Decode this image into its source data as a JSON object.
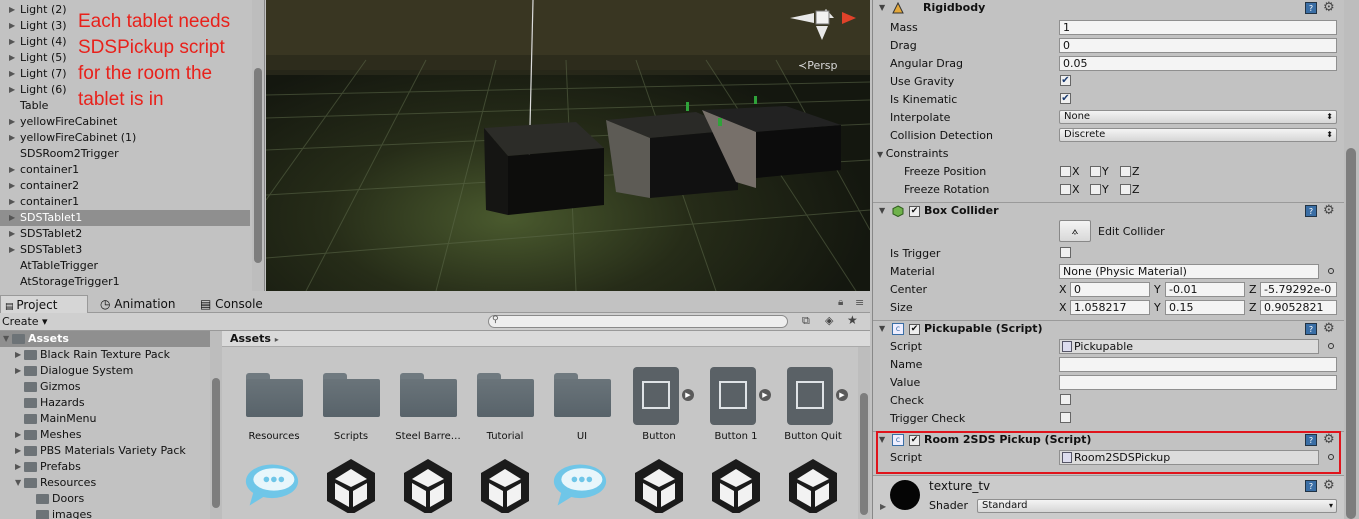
{
  "hierarchy": {
    "items": [
      {
        "label": "Light (2)",
        "expandable": true
      },
      {
        "label": "Light (3)",
        "expandable": true
      },
      {
        "label": "Light (4)",
        "expandable": true
      },
      {
        "label": "Light (5)",
        "expandable": true
      },
      {
        "label": "Light (7)",
        "expandable": true
      },
      {
        "label": "Light (6)",
        "expandable": true
      },
      {
        "label": "Table",
        "expandable": false
      },
      {
        "label": "yellowFireCabinet",
        "expandable": true
      },
      {
        "label": "yellowFireCabinet (1)",
        "expandable": true
      },
      {
        "label": "SDSRoom2Trigger",
        "expandable": false
      },
      {
        "label": "container1",
        "expandable": true
      },
      {
        "label": "container2",
        "expandable": true
      },
      {
        "label": "container1",
        "expandable": true
      },
      {
        "label": "SDSTablet1",
        "expandable": true
      },
      {
        "label": "SDSTablet2",
        "expandable": true
      },
      {
        "label": "SDSTablet3",
        "expandable": true
      },
      {
        "label": "AtTableTrigger",
        "expandable": false
      },
      {
        "label": "AtStorageTrigger1",
        "expandable": false
      }
    ],
    "selected_index": 13
  },
  "annotation": {
    "line1": "Each tablet needs",
    "line2": "SDSPickup script",
    "line3": "for the room the",
    "line4": "tablet is in",
    "color": "#e8211b"
  },
  "scene": {
    "view_mode": "Persp"
  },
  "project": {
    "tabs": {
      "project": "Project",
      "animation": "Animation",
      "console": "Console"
    },
    "create_label": "Create",
    "tree": [
      {
        "label": "Assets",
        "level": 0,
        "expanded": true,
        "selected": true
      },
      {
        "label": "Black Rain Texture Pack",
        "level": 1,
        "expandable": true
      },
      {
        "label": "Dialogue System",
        "level": 1,
        "expandable": true
      },
      {
        "label": "Gizmos",
        "level": 1,
        "expandable": false
      },
      {
        "label": "Hazards",
        "level": 1,
        "expandable": false
      },
      {
        "label": "MainMenu",
        "level": 1,
        "expandable": false
      },
      {
        "label": "Meshes",
        "level": 1,
        "expandable": true
      },
      {
        "label": "PBS Materials Variety Pack",
        "level": 1,
        "expandable": true
      },
      {
        "label": "Prefabs",
        "level": 1,
        "expandable": true
      },
      {
        "label": "Resources",
        "level": 1,
        "expandable": true,
        "expanded": true
      },
      {
        "label": "Doors",
        "level": 2,
        "expandable": false
      },
      {
        "label": "images",
        "level": 2,
        "expandable": false
      }
    ],
    "breadcrumb": "Assets",
    "grid_row1": [
      {
        "label": "Resources",
        "kind": "folder"
      },
      {
        "label": "Scripts",
        "kind": "folder"
      },
      {
        "label": "Steel Barre…",
        "kind": "folder"
      },
      {
        "label": "Tutorial",
        "kind": "folder"
      },
      {
        "label": "UI",
        "kind": "folder"
      },
      {
        "label": "Button",
        "kind": "prefab"
      },
      {
        "label": "Button 1",
        "kind": "prefab"
      },
      {
        "label": "Button Quit",
        "kind": "prefab"
      }
    ],
    "grid_row2": [
      "chat-bubble",
      "unity",
      "unity",
      "unity",
      "chat-bubble",
      "unity",
      "unity",
      "unity"
    ]
  },
  "inspector": {
    "rigidbody": {
      "title": "Rigidbody",
      "mass_label": "Mass",
      "mass": "1",
      "drag_label": "Drag",
      "drag": "0",
      "angular_drag_label": "Angular Drag",
      "angular_drag": "0.05",
      "use_gravity_label": "Use Gravity",
      "use_gravity": true,
      "is_kinematic_label": "Is Kinematic",
      "is_kinematic": true,
      "interpolate_label": "Interpolate",
      "interpolate": "None",
      "collision_label": "Collision Detection",
      "collision": "Discrete",
      "constraints_label": "Constraints",
      "freeze_pos_label": "Freeze Position",
      "freeze_rot_label": "Freeze Rotation",
      "x": "X",
      "y": "Y",
      "z": "Z"
    },
    "box_collider": {
      "title": "Box Collider",
      "edit_label": "Edit Collider",
      "is_trigger_label": "Is Trigger",
      "material_label": "Material",
      "material": "None (Physic Material)",
      "center_label": "Center",
      "center_x": "0",
      "center_y": "-0.01",
      "center_z": "-5.79292e-0",
      "size_label": "Size",
      "size_x": "1.058217",
      "size_y": "0.15",
      "size_z": "0.9052821"
    },
    "pickupable": {
      "title": "Pickupable (Script)",
      "script_label": "Script",
      "script": "Pickupable",
      "name_label": "Name",
      "name": "",
      "value_label": "Value",
      "value": "",
      "check_label": "Check",
      "trigger_check_label": "Trigger Check"
    },
    "room_pickup": {
      "title": "Room 2SDS Pickup (Script)",
      "script_label": "Script",
      "script": "Room2SDSPickup"
    },
    "material": {
      "name": "texture_tv",
      "shader_label": "Shader",
      "shader": "Standard"
    }
  }
}
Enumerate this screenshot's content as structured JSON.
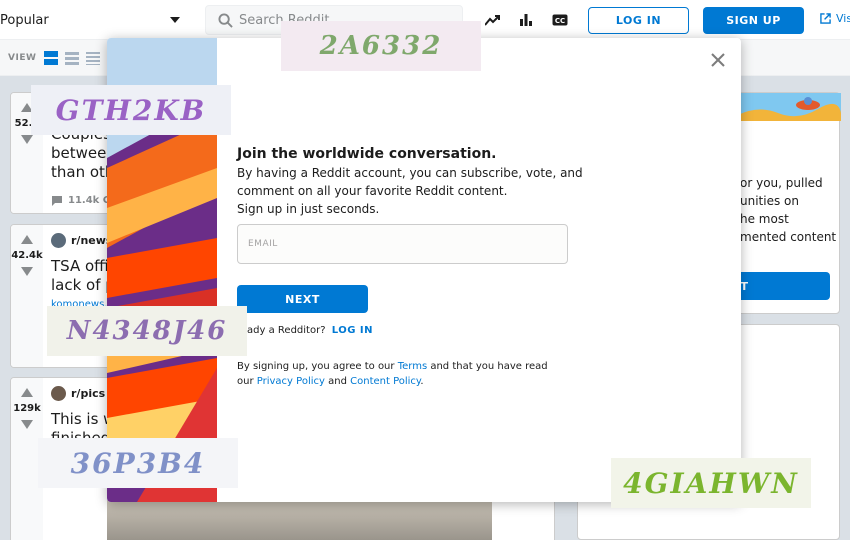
{
  "header": {
    "feed_label": "Popular",
    "search_placeholder": "Search Reddit",
    "login_label": "LOG IN",
    "signup_label": "SIGN UP",
    "visit_label": "Vis"
  },
  "viewbar": {
    "label": "VIEW"
  },
  "posts": [
    {
      "score": "52.0",
      "title_lines": [
        "Couples",
        "between",
        "than oth"
      ],
      "comments": "11.4k Co"
    },
    {
      "score": "42.4k",
      "subreddit": "r/news",
      "title_lines": [
        "TSA offic",
        "lack of p"
      ],
      "link": "komonews.c"
    },
    {
      "score": "129k",
      "subreddit": "r/pics",
      "title_lines": [
        "This is w",
        "finished"
      ]
    }
  ],
  "sidebar": {
    "lines": [
      "or you, pulled",
      "unities on",
      "he most",
      "mented content"
    ],
    "button_label": "T"
  },
  "modal": {
    "title": "Join the worldwide conversation.",
    "subtitle_1": "By having a Reddit account, you can subscribe, vote, and",
    "subtitle_2": "comment on all your favorite Reddit content.",
    "subtitle_3": "Sign up in just seconds.",
    "email_placeholder": "EMAIL",
    "next_label": "NEXT",
    "already_text": "ready a Redditor?",
    "login_link": "LOG IN",
    "terms_prefix": "By signing up, you agree to our",
    "terms_link": "Terms",
    "terms_middle": "and that you have read our",
    "privacy_link": "Privacy Policy",
    "and_text": "and",
    "content_link": "Content Policy",
    "period": "."
  },
  "captchas": [
    "2A6332",
    "GTH2KB",
    "N4348J46",
    "36P3B4",
    "4GIAHWN"
  ],
  "colors": {
    "accent": "#0079d3",
    "background": "#dae0e6"
  }
}
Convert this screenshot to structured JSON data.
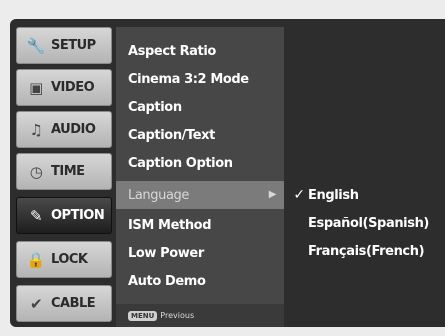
{
  "sidebar": {
    "items": [
      {
        "label": "SETUP",
        "icon": "wrench-icon"
      },
      {
        "label": "VIDEO",
        "icon": "monitor-icon"
      },
      {
        "label": "AUDIO",
        "icon": "speaker-icon"
      },
      {
        "label": "TIME",
        "icon": "clock-icon"
      },
      {
        "label": "OPTION",
        "icon": "tool-icon"
      },
      {
        "label": "LOCK",
        "icon": "lock-icon"
      },
      {
        "label": "CABLE",
        "icon": "cable-icon"
      }
    ],
    "active": "OPTION"
  },
  "menu": {
    "items": [
      "Aspect Ratio",
      "Cinema 3:2 Mode",
      "Caption",
      "Caption/Text",
      "Caption Option",
      "Language",
      "ISM Method",
      "Low Power",
      "Auto Demo"
    ],
    "selected": "Language",
    "footer_button": "MENU",
    "footer_text": "Previous"
  },
  "submenu": {
    "items": [
      {
        "label": "English",
        "checked": true
      },
      {
        "label": "Español(Spanish)",
        "checked": false
      },
      {
        "label": "Français(French)",
        "checked": false
      }
    ]
  },
  "colors": {
    "panel": "#2d2d2d",
    "menu": "#474747",
    "selected": "#7b7b7b",
    "side_active": "#1e1e1e"
  }
}
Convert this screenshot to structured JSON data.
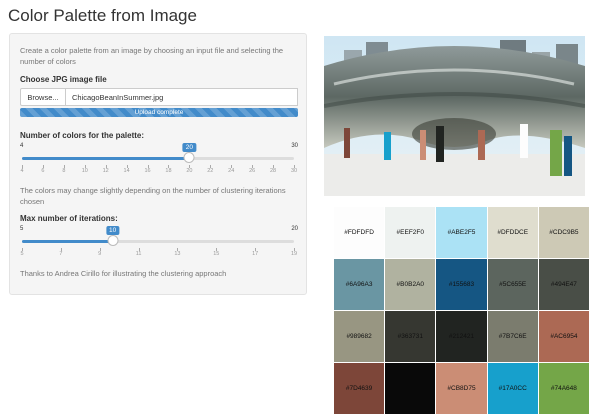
{
  "title": "Color Palette from Image",
  "sidebar": {
    "description": "Create a color palette from an image by choosing an input file and selecting the number of colors",
    "file_label": "Choose JPG image file",
    "browse_label": "Browse...",
    "file_name": "ChicagoBeanInSummer.jpg",
    "upload_status": "Upload complete",
    "upload_progress": 1.0,
    "colors_slider": {
      "label": "Number of colors for the palette:",
      "min": 4,
      "max": 30,
      "value": 20,
      "min_label": "4",
      "max_label": "30",
      "value_label": "20",
      "ticks": [
        "4",
        "6",
        "8",
        "10",
        "12",
        "14",
        "16",
        "18",
        "20",
        "22",
        "24",
        "26",
        "28",
        "30"
      ]
    },
    "note1": "The colors may change slightly depending on the number of clustering iterations chosen",
    "iter_slider": {
      "label": "Max number of iterations:",
      "min": 5,
      "max": 20,
      "value": 10,
      "min_label": "5",
      "max_label": "20",
      "value_label": "10",
      "ticks": [
        "5",
        "7",
        "9",
        "11",
        "13",
        "15",
        "17",
        "19"
      ]
    },
    "note2": "Thanks to Andrea Cirillo for illustrating the clustering approach"
  },
  "palette": [
    {
      "hex": "#FDFDFD",
      "label": "#FDFDFD"
    },
    {
      "hex": "#EEF2F0",
      "label": "#EEF2F0"
    },
    {
      "hex": "#ABE2F5",
      "label": "#ABE2F5"
    },
    {
      "hex": "#DFDDCE",
      "label": "#DFDDCE"
    },
    {
      "hex": "#CDC9B5",
      "label": "#CDC9B5"
    },
    {
      "hex": "#6A96A3",
      "label": "#6A96A3"
    },
    {
      "hex": "#B0B2A0",
      "label": "#B0B2A0"
    },
    {
      "hex": "#155683",
      "label": "#155683"
    },
    {
      "hex": "#5C655E",
      "label": "#5C655E"
    },
    {
      "hex": "#494E47",
      "label": "#494E47"
    },
    {
      "hex": "#989682",
      "label": "#989682"
    },
    {
      "hex": "#363731",
      "label": "#363731"
    },
    {
      "hex": "#212421",
      "label": "#212421"
    },
    {
      "hex": "#7B7C6E",
      "label": "#7B7C6E"
    },
    {
      "hex": "#AC6954",
      "label": "#AC6954"
    },
    {
      "hex": "#7D4639",
      "label": "#7D4639"
    },
    {
      "hex": "#090909",
      "label": ""
    },
    {
      "hex": "#CB8D75",
      "label": "#CB8D75"
    },
    {
      "hex": "#17A0CC",
      "label": "#17A0CC"
    },
    {
      "hex": "#74A648",
      "label": "#74A648"
    }
  ]
}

================

WHAT TO WORK ON —
Go through the entries above and pull out each line with "JSON" in it.

ANSWER TO THIS PROBLEM —
Decode this image into its source data as a JSON object.
Enumerate this screenshot's content as structured JSON.
Convert this screenshot to structured JSON data.
Convert this screenshot to structured JSON data.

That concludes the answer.